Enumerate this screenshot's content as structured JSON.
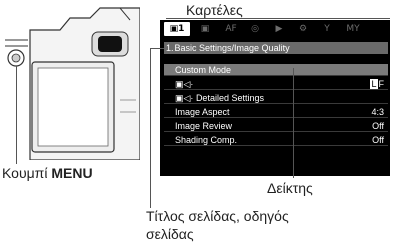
{
  "callouts": {
    "tabs": "Καρτέλες",
    "menu_button_prefix": "Κουμπί ",
    "menu_button_bold": "MENU",
    "cursor": "Δείκτης",
    "page_title": "Τίτλος σελίδας, οδηγός",
    "page_title_line2": "σελίδας"
  },
  "menu": {
    "tabs": [
      {
        "label": "1",
        "icon": "camera-icon"
      },
      {
        "label": "",
        "icon": "camera-video-icon"
      },
      {
        "label": "AF",
        "icon": ""
      },
      {
        "label": "",
        "icon": "video-icon"
      },
      {
        "label": "",
        "icon": "playback-icon"
      },
      {
        "label": "",
        "icon": "gear-icon"
      },
      {
        "label": "",
        "icon": "wrench-icon"
      },
      {
        "label": "MY",
        "icon": ""
      }
    ],
    "page_number": "1.",
    "page_title": "Basic Settings/Image Quality",
    "rows": [
      {
        "label": "Custom Mode",
        "value": ""
      },
      {
        "label": "",
        "value": "F"
      },
      {
        "label": "Detailed Settings",
        "value": ""
      },
      {
        "label": "Image Aspect",
        "value": "4:3"
      },
      {
        "label": "Image Review",
        "value": "Off"
      },
      {
        "label": "Shading Comp.",
        "value": "Off"
      }
    ]
  }
}
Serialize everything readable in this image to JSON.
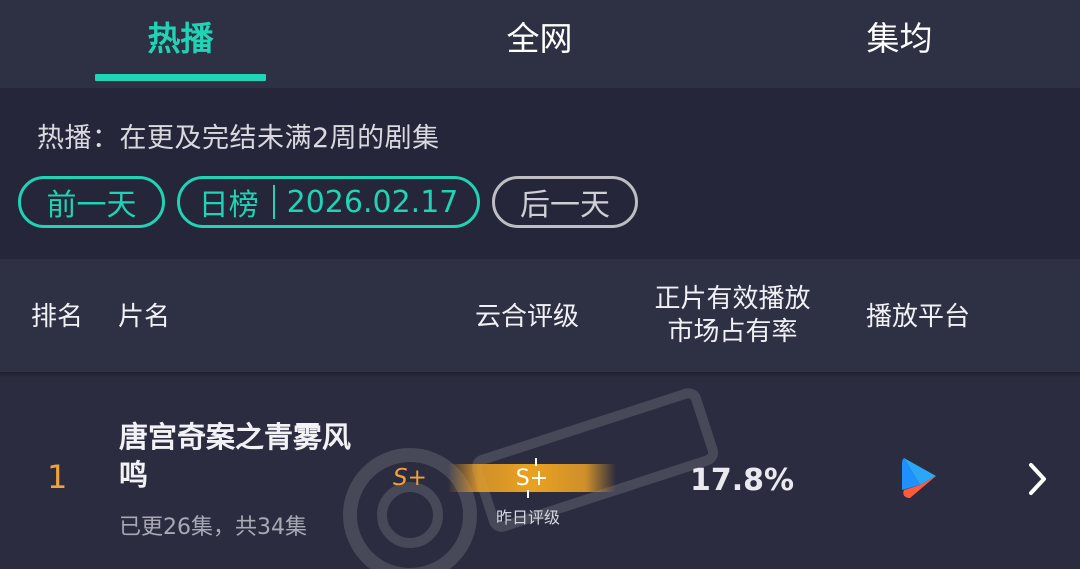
{
  "tabs": [
    {
      "label": "热播",
      "active": true
    },
    {
      "label": "全网",
      "active": false
    },
    {
      "label": "集均",
      "active": false
    }
  ],
  "filter": {
    "description": "热播：在更及完结未满2周的剧集",
    "prev_day": "前一天",
    "board_label": "日榜",
    "date": "2026.02.17",
    "next_day": "后一天"
  },
  "table_headers": {
    "rank": "排名",
    "title": "片名",
    "grade": "云合评级",
    "share_line1": "正片有效播放",
    "share_line2": "市场占有率",
    "platform": "播放平台"
  },
  "rows": [
    {
      "rank": "1",
      "title": "唐宫奇案之青雾风鸣",
      "episodes": "已更26集，共34集",
      "grade": "S+",
      "yesterday_grade": "S+",
      "yesterday_grade_caption": "昨日评级",
      "market_share": "17.8%",
      "platform_icon": "youku-play-icon"
    }
  ],
  "colors": {
    "accent": "#1fd3b4",
    "rank": "#f0a13b",
    "background": "#2b2c3f"
  }
}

------------------------------------

What you need to do » In the entries above, identify every line with the string "this".

Written answer »
Enumerate this screenshot's content as structured JSON.
Serialize everything readable in this image to JSON.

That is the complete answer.